* _Page_:
:::
27 Quant à la présente espèce, la Commission fait valoir, d’une part, que des considérations d’ordre général, telles que celles invoquées par les autorités danoises au sujet du risque potentiel d’une consommation excessive de vitamines, ne constituent pas des preuves suffisantes de l’existence d’un risque pour la santé publique en relation avec l’adjonction de vitamines aux denrées alimentaires. D’autre part, elle considère que le fait qu’il existe un risque particulier lié à l’ingestion de certaines vitamines, telles les vitamines A ou D, ne justifie pas une interdiction générale ou systématique de l’enrichissement des denrées alimentaires dans tous les cas autres que ceux visés par le Codex Alimentarius.

28 Le gouvernement danois soutient, quant à lui, que la Cour a déjà relevé dans l’arrêt Sandoz, précité, que, lorsque les États membres appliquent une interdiction d’adjonction de vitamines, ils ne sont pas tenus de démontrer un risque concret lié à chaque denrée alimentaire, une telle tâche étant impossible en l’état actuel de la science. Selon ledit gouvernement, pour respecter le principe de proportionnalité, il suffit d’établir que l’enrichissement des denrées alimentaires ne répond pas à un besoin nutritionnel dans la population concernée.

29 Quant à l’établissement d’un risque pour la santé publique, le gouvernement danois estime qu’il ressort également de l’arrêt Sandoz, précité, qu’il suffit de constater que l’ingestion de doses élevées de vitamines et de minéraux peut avoir des effets nocifs, que la recherche scientifique n’est pas en mesure de fixer avec certitude les valeurs limites critiques ni de déterminer les effets précis d’une telle ingestion et que, dès lors, l’existence d’un danger pour la santé humaine ne saurait être exclue, puisque le consommateur ingère des quantités supplémentaires qu’il n’est pas possible de prévoir ni de contrôler.

30 Selon lui, une évaluation concrète du danger au cas par cas ne trouve aucun fondement dans la jurisprudence de la Cour et ne serait pas possible en pratique. Le gouvernement danois fait valoir que, pour conserver une réelle vue d’ensemble des quantités de vitamines et de minéraux absorbées par la population, à travers la consommation des aliments, il est nécessaire de mettre en oeuvre une politique d’ensemble de nature préventive, qui prenne en considération le fait que les sources d’absorption de ces éléments nutritifs sont multiples et qui tienne compte de l’interaction complexe se produisant lors de l’ingestion de ceux-ci ainsi que de l’absorption d’autres substances importantes pour l’organisme.

31 À cet égard, le gouvernement danois se réfère à diverses études scientifiques sur les vitamines et les minéraux, lesquelles, selon lui, montrent l’effet nocif de l’ingestion desdits éléments nutritifs non seulement lorsqu’elle est effectuée à fortes doses, mais également à des doses relativement faibles en raison des combinaisons de ces éléments entre eux.

32 Ainsi, s’agissant des vitamines A, D et B 6, le gouvernement danois fait valoir que, même à des doses relativement faibles, il peut être constaté qu’elles ont un effet toxique.
:::
* _Données fournies_:
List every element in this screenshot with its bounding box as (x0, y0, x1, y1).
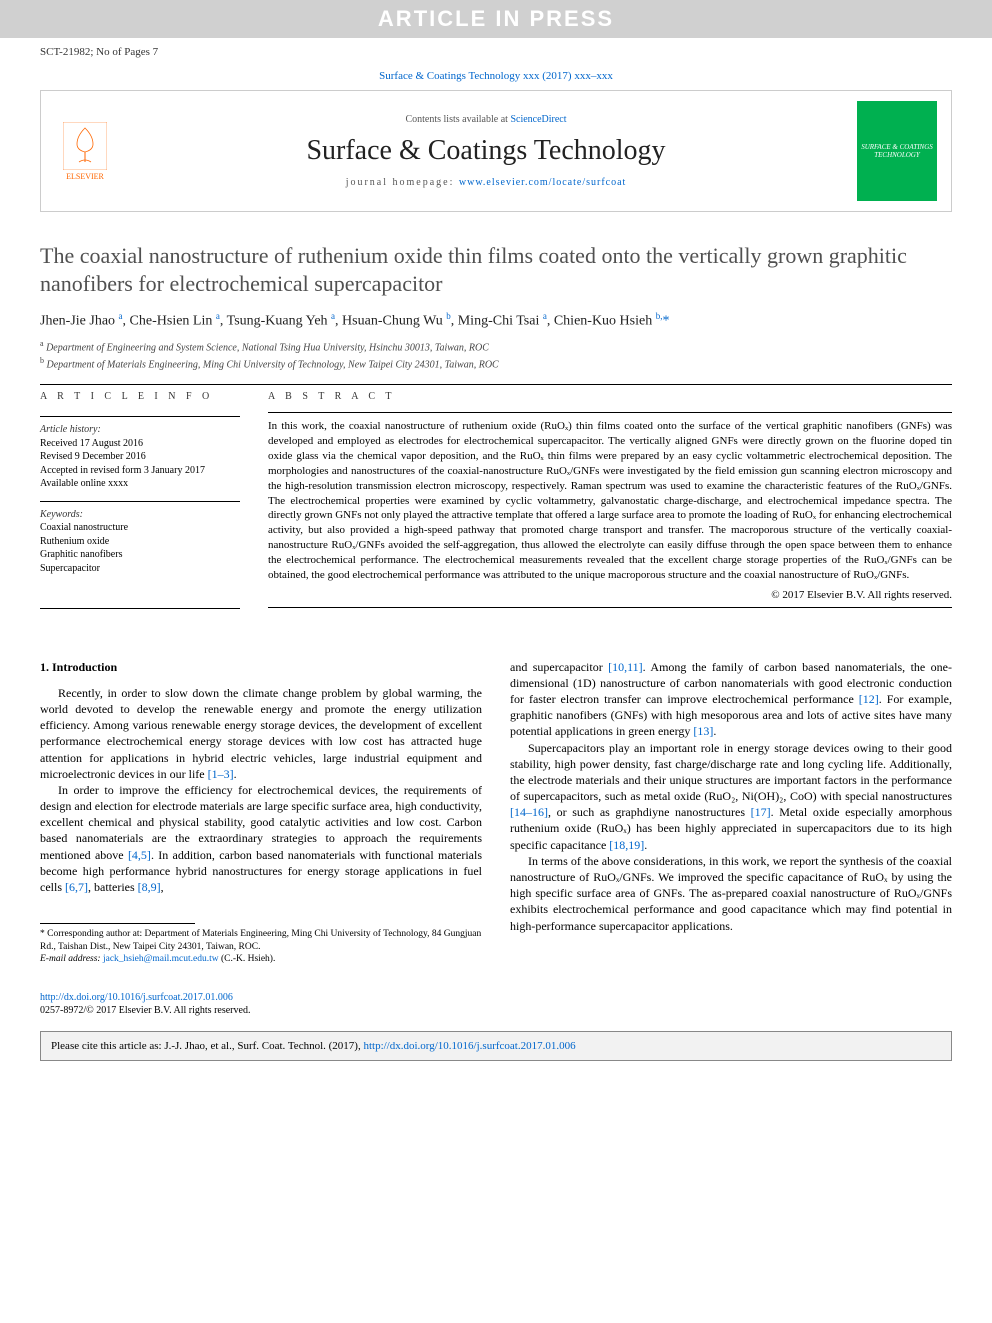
contents-available-line: Contents lists available at ScienceDirec… (115, 114, 857, 125)
journal-homepage-line: journal homepage: www.elsevier.com/locat… (115, 177, 857, 188)
article-info-column: A R T I C L E I N F O Article history: R… (40, 391, 240, 607)
article-info-heading: A R T I C L E I N F O (40, 391, 240, 408)
abstract-copyright: © 2017 Elsevier B.V. All rights reserved… (268, 589, 952, 601)
left-para-1: In order to improve the efficiency for e… (40, 782, 482, 895)
info-bottom-rule (40, 608, 240, 609)
left-para-0: Recently, in order to slow down the clim… (40, 685, 482, 782)
homepage-link[interactable]: www.elsevier.com/locate/surfcoat (459, 177, 626, 188)
history-accepted: Accepted in revised form 3 January 2017 (40, 464, 240, 478)
journal-citation-anchor[interactable]: Surface & Coatings Technology xxx (2017)… (379, 70, 613, 82)
authors-line: Jhen-Jie Jhao a, Che-Hsien Lin a, Tsung-… (40, 311, 952, 330)
doi-block: http://dx.doi.org/10.1016/j.surfcoat.201… (0, 975, 992, 1023)
homepage-prefix: journal homepage: (346, 177, 459, 188)
citation-box: Please cite this article as: J.-J. Jhao,… (40, 1031, 952, 1061)
keyword-1: Ruthenium oxide (40, 535, 240, 549)
info-rule-2 (40, 501, 240, 502)
issn-copyright-line: 0257-8972/© 2017 Elsevier B.V. All right… (40, 1004, 952, 1017)
history-received: Received 17 August 2016 (40, 437, 240, 451)
corresponding-footnote: * Corresponding author at: Department of… (40, 928, 482, 965)
doi-link[interactable]: http://dx.doi.org/10.1016/j.surfcoat.201… (40, 992, 233, 1003)
cite-prefix: Please cite this article as: J.-J. Jhao,… (51, 1040, 363, 1052)
contents-prefix: Contents lists available at (405, 114, 510, 125)
history-revised: Revised 9 December 2016 (40, 450, 240, 464)
info-rule-1 (40, 416, 240, 417)
keywords-label: Keywords: (40, 508, 240, 522)
body-left-column: 1. Introduction Recently, in order to sl… (40, 659, 482, 966)
elsevier-label: ELSEVIER (66, 172, 104, 181)
keyword-0: Coaxial nanostructure (40, 521, 240, 535)
elsevier-logo: ELSEVIER (55, 116, 115, 186)
article-history-block: Article history: Received 17 August 2016… (40, 423, 240, 491)
journal-name: Surface & Coatings Technology (115, 135, 857, 167)
header-center: Contents lists available at ScienceDirec… (115, 114, 857, 188)
article-area: The coaxial nanostructure of ruthenium o… (0, 212, 992, 975)
cite-doi-link[interactable]: http://dx.doi.org/10.1016/j.surfcoat.201… (363, 1040, 575, 1052)
abstract-rule (268, 412, 952, 413)
right-para-0: and supercapacitor [10,11]. Among the fa… (510, 659, 952, 740)
footnote-rule (40, 923, 195, 924)
top-rule (40, 384, 952, 385)
abstract-heading: A B S T R A C T (268, 391, 952, 402)
abstract-bottom-rule (268, 607, 952, 608)
journal-header-box: ELSEVIER Contents lists available at Sci… (40, 90, 952, 212)
affiliation-b: b Department of Materials Engineering, M… (40, 355, 952, 372)
body-columns: 1. Introduction Recently, in order to sl… (40, 659, 952, 966)
affiliations: a Department of Engineering and System S… (40, 338, 952, 373)
email-link[interactable]: jack_hsieh@mail.mcut.edu.tw (103, 954, 219, 964)
journal-citation-link[interactable]: Surface & Coatings Technology xxx (2017)… (0, 66, 992, 90)
info-abstract-row: A R T I C L E I N F O Article history: R… (40, 391, 952, 607)
page-reference: SCT-21982; No of Pages 7 (0, 38, 992, 66)
right-para-2: In terms of the above considerations, in… (510, 853, 952, 934)
elsevier-tree-icon (63, 122, 107, 170)
cover-text: SURFACE & COATINGS TECHNOLOGY (861, 143, 933, 159)
right-para-1: Supercapacitors play an important role i… (510, 740, 952, 853)
affiliation-a-text: Department of Engineering and System Sci… (46, 342, 489, 353)
email-line: E-mail address: jack_hsieh@mail.mcut.edu… (40, 953, 482, 965)
abstract-column: A B S T R A C T In this work, the coaxia… (268, 391, 952, 607)
sciencedirect-link[interactable]: ScienceDirect (510, 114, 566, 125)
article-title: The coaxial nanostructure of ruthenium o… (40, 242, 952, 297)
email-suffix: (C.-K. Hsieh). (219, 954, 276, 964)
keyword-2: Graphitic nanofibers (40, 548, 240, 562)
article-in-press-banner: ARTICLE IN PRESS (0, 0, 992, 38)
corresponding-text: * Corresponding author at: Department of… (40, 928, 482, 953)
affiliation-a: a Department of Engineering and System S… (40, 338, 952, 355)
email-label: E-mail address: (40, 954, 101, 964)
history-label: Article history: (40, 423, 240, 437)
abstract-text: In this work, the coaxial nanostructure … (268, 419, 952, 582)
body-right-column: and supercapacitor [10,11]. Among the fa… (510, 659, 952, 966)
keywords-block: Keywords: Coaxial nanostructure Rutheniu… (40, 508, 240, 576)
section-1-heading: 1. Introduction (40, 659, 482, 675)
affiliation-b-text: Department of Materials Engineering, Min… (47, 359, 499, 370)
history-online: Available online xxxx (40, 477, 240, 491)
keyword-3: Supercapacitor (40, 562, 240, 576)
journal-cover-thumbnail: SURFACE & COATINGS TECHNOLOGY (857, 101, 937, 201)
:::
* _Consigne_:
Dites si chaque affirmation ci-dessous concorde avec la page ci-dessus : répondez oui ou non et citez les mots de la page qui tranchent.
1. La Commission estime qu'un risque lié aux vitamines A ou D justifie une interdiction générale de l'enrichissement des denrées alimentaires.
2. Le gouvernement danois juge qu'une évaluation du danger au cas par cas ne serait pas possible en pratique.
3. Selon le gouvernement danois, les vitamines A, D et B 6 n'ont un effet toxique qu'à fortes doses.

* _Réponse_:
1. Non : « ne justifie pas une interdiction générale ou systématique de l’enrichissement des denrées alimentaires »
2. Oui : « une évaluation concrète du danger au cas par cas ne trouve aucun fondement dans la jurisprudence de la Cour et ne serait pas possible en pratique »
3. Non : « même à des doses relativement faibles, il peut être constaté qu’elles ont un effet toxique »